> _WHAT YOU HAVE TO DO_: Copy out all lines with the word "جوارنده" in them.

> _GIVEN RECORDS_:
^^^^^^^^
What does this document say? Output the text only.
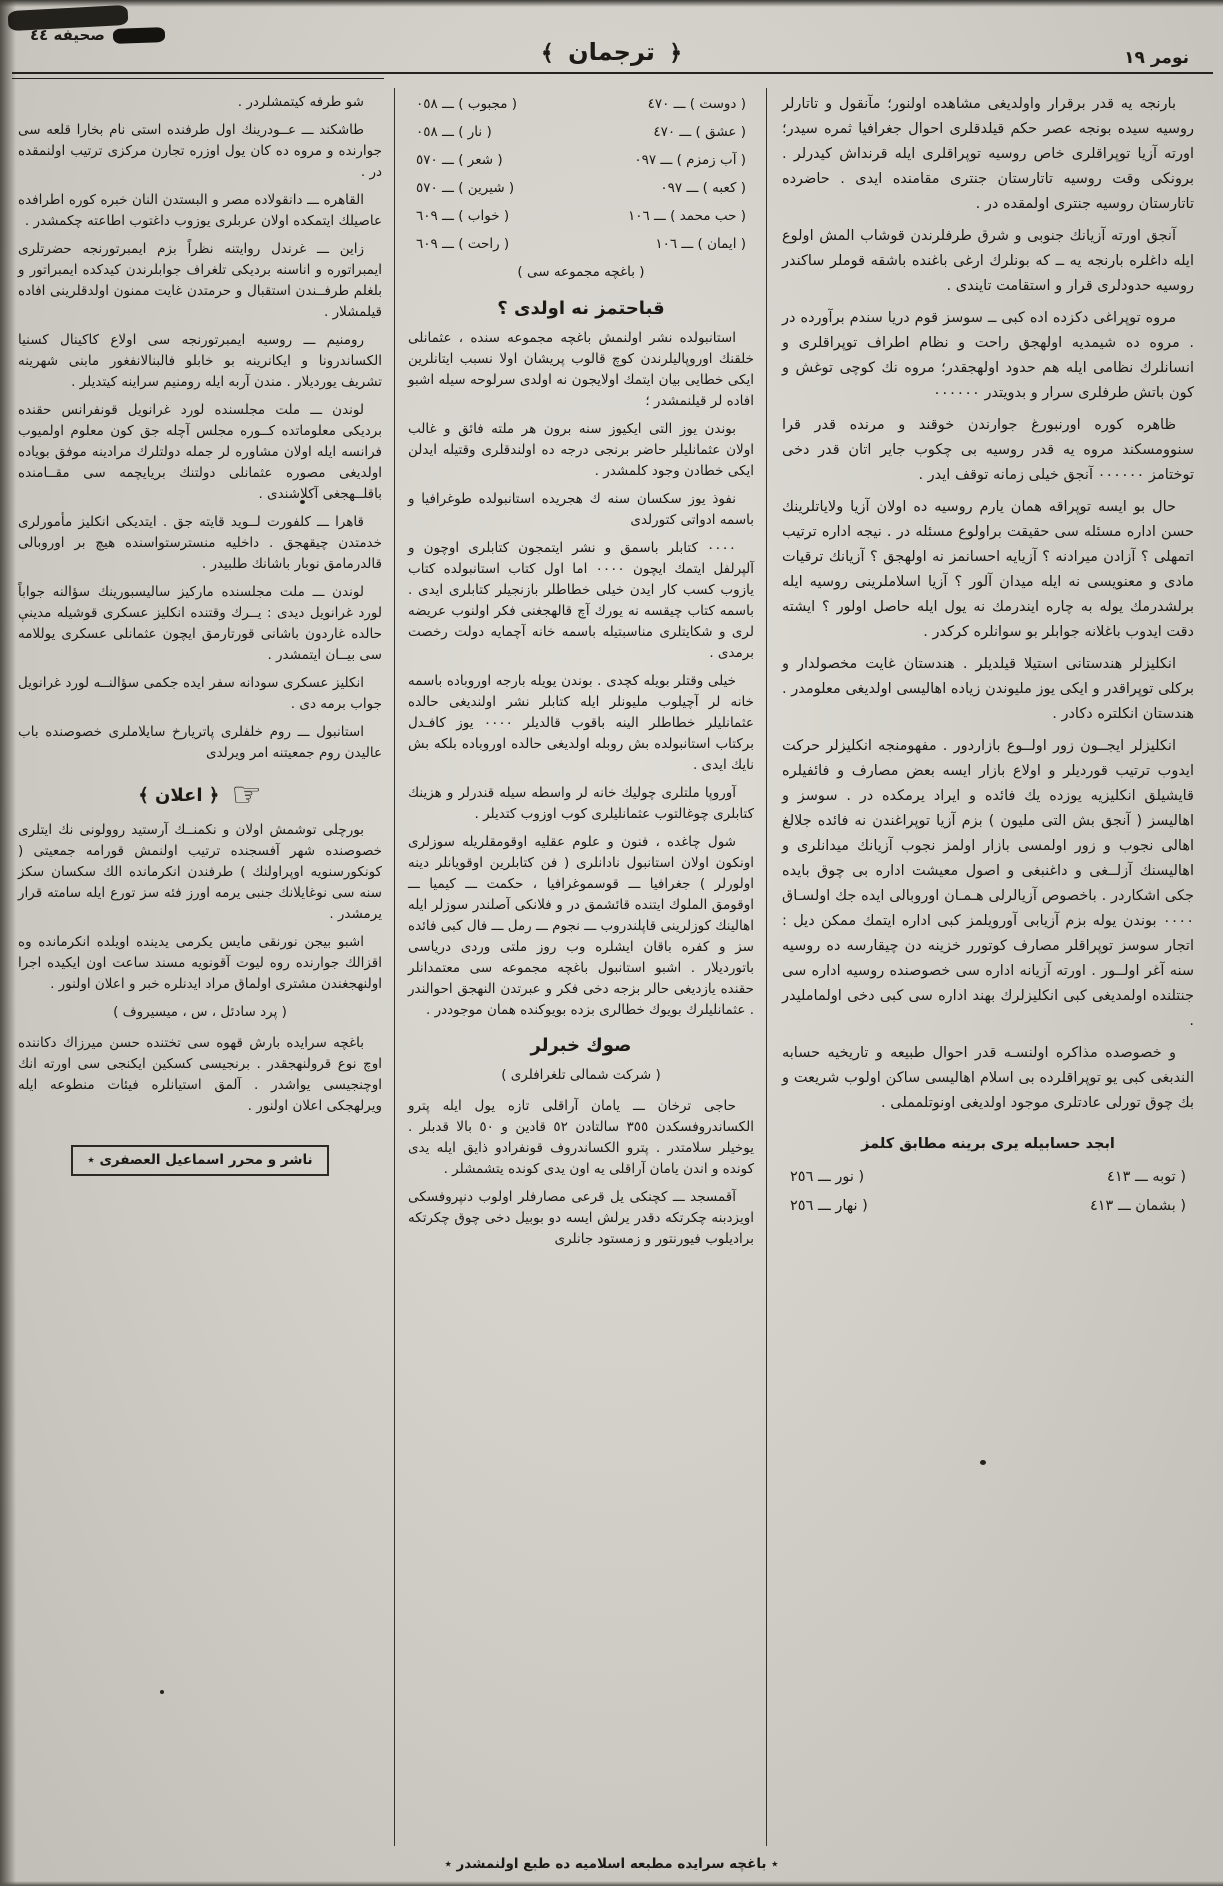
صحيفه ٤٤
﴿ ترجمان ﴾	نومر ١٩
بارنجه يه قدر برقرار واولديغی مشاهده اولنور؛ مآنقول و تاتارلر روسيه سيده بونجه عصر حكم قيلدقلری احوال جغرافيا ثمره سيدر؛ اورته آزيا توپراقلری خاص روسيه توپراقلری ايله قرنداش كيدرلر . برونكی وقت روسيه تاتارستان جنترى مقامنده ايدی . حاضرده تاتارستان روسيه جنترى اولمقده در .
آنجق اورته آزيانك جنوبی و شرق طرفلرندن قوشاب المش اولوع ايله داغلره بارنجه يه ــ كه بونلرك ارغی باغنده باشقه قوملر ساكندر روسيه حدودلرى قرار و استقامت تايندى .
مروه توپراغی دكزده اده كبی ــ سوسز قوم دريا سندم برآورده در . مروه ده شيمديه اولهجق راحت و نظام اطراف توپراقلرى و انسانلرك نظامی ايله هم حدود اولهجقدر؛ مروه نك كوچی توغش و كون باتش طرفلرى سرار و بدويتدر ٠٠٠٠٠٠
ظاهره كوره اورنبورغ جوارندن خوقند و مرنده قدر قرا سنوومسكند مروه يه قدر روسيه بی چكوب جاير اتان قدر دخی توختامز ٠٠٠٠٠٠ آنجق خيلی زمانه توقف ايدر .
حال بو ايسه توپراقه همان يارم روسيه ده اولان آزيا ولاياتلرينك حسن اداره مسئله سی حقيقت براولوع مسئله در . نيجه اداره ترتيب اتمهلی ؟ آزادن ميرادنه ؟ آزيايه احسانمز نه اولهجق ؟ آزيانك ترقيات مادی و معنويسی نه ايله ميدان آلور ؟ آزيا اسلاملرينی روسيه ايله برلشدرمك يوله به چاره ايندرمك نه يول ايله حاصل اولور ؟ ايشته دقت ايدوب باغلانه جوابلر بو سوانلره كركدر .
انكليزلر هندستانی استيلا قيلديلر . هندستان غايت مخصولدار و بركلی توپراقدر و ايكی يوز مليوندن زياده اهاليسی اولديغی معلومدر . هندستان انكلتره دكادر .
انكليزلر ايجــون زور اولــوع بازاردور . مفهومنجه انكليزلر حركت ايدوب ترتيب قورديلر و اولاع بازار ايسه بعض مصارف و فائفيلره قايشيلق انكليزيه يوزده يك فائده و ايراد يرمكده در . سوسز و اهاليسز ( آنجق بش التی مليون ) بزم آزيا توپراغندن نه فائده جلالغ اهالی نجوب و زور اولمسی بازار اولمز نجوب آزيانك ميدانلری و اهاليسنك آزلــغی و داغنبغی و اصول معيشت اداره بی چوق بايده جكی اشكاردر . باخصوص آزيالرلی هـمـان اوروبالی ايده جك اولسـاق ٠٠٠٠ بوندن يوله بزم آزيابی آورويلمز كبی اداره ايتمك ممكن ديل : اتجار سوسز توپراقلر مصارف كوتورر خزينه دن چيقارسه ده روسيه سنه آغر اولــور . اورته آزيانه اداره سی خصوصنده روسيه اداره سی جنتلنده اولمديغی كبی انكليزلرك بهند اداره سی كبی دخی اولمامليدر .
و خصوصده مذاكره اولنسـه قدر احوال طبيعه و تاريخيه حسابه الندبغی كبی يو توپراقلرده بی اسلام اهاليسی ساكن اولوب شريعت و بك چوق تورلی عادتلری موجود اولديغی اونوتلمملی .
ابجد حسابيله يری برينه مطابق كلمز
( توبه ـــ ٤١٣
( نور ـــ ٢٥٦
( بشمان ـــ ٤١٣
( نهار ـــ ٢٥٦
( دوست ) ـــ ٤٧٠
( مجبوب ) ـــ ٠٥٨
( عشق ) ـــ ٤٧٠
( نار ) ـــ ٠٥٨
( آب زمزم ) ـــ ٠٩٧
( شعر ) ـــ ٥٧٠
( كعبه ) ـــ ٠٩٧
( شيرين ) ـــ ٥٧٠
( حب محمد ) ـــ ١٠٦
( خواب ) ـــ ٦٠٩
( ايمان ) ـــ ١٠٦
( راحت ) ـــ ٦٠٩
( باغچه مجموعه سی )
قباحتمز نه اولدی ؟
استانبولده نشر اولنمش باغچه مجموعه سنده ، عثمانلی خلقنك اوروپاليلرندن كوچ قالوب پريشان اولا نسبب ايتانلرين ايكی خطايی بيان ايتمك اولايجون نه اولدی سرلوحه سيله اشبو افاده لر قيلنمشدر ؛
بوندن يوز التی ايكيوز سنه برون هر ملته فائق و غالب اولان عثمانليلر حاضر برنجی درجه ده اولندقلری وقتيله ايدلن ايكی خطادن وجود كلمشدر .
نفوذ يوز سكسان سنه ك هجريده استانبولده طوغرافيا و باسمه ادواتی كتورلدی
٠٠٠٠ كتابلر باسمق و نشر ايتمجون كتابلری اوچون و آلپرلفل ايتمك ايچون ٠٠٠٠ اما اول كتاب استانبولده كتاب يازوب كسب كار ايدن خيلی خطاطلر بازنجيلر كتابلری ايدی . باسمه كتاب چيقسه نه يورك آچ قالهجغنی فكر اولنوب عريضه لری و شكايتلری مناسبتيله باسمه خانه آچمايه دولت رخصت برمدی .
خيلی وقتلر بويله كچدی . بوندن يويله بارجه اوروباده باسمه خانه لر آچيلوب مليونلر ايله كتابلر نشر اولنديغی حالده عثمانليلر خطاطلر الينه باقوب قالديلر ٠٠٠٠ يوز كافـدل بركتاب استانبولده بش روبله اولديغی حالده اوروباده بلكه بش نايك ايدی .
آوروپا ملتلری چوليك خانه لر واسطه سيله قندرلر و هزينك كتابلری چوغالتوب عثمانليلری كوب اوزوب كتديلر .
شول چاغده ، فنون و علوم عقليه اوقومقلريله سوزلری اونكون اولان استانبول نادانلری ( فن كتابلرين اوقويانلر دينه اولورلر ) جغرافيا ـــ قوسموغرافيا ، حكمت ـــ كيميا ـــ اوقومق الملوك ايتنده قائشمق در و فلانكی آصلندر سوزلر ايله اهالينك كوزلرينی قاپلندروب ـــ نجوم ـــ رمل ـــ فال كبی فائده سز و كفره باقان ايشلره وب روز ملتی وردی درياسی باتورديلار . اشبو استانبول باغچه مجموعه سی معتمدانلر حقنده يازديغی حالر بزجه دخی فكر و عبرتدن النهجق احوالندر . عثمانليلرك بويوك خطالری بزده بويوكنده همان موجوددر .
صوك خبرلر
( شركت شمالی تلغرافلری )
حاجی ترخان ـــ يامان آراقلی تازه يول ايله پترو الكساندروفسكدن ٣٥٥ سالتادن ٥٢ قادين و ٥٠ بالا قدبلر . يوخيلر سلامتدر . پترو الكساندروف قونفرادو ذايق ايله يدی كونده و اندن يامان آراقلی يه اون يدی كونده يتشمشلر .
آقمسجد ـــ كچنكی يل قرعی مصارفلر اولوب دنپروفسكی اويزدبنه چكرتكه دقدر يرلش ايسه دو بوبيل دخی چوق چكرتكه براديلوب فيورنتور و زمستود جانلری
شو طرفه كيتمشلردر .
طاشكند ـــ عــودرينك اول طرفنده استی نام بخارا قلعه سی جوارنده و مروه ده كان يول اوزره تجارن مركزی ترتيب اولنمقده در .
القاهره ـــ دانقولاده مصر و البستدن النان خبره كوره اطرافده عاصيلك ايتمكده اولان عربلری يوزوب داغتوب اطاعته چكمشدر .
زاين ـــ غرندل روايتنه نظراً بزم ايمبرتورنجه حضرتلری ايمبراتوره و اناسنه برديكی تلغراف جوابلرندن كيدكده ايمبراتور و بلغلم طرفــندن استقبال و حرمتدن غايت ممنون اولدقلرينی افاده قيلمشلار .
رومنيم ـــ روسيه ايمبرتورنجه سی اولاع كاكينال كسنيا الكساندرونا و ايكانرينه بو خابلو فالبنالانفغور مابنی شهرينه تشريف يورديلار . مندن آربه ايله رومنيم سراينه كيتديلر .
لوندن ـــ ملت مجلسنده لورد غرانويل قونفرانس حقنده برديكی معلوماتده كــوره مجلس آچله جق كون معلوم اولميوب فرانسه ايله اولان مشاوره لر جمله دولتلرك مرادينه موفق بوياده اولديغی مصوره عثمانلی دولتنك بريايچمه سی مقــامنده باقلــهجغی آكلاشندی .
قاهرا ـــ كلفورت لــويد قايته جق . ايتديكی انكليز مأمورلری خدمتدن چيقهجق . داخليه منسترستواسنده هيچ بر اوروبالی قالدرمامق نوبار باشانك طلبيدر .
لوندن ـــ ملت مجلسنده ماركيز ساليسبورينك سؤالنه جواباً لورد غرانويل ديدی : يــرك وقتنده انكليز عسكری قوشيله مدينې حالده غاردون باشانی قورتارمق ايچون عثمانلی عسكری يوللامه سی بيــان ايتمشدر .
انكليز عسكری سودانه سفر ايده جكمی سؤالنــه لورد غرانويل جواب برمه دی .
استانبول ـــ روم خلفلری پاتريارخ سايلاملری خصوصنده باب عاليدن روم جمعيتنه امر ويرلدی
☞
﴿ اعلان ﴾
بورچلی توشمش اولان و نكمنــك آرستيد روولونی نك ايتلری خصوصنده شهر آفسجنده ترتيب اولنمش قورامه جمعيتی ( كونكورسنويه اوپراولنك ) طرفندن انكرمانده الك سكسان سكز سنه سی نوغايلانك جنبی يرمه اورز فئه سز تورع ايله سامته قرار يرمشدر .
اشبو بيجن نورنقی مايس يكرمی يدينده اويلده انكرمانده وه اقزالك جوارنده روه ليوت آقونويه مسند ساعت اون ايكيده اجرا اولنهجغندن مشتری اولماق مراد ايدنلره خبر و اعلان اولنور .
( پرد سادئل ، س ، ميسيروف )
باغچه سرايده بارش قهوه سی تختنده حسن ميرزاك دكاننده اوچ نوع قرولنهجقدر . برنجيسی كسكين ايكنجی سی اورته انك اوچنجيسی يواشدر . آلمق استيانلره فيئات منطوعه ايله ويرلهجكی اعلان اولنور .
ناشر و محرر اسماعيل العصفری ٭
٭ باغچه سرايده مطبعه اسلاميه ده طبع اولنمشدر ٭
^^^^^^^^
> _SOLUTION_:
طاشكند ـــ عــودرينك اول طرفنده استی نام بخارا قلعه سی جوارنده و مروه ده كان يول اوزره تجارن مركزی ترتيب اولنمقده در .
اشبو بيجن نورنقی مايس يكرمی يدينده اويلده انكرمانده وه اقزالك جوارنده روه ليوت آقونويه مسند ساعت اون ايكيده اجرا اولنهجغندن مشتری اولماق مراد ايدنلره خبر و اعلان اولنور .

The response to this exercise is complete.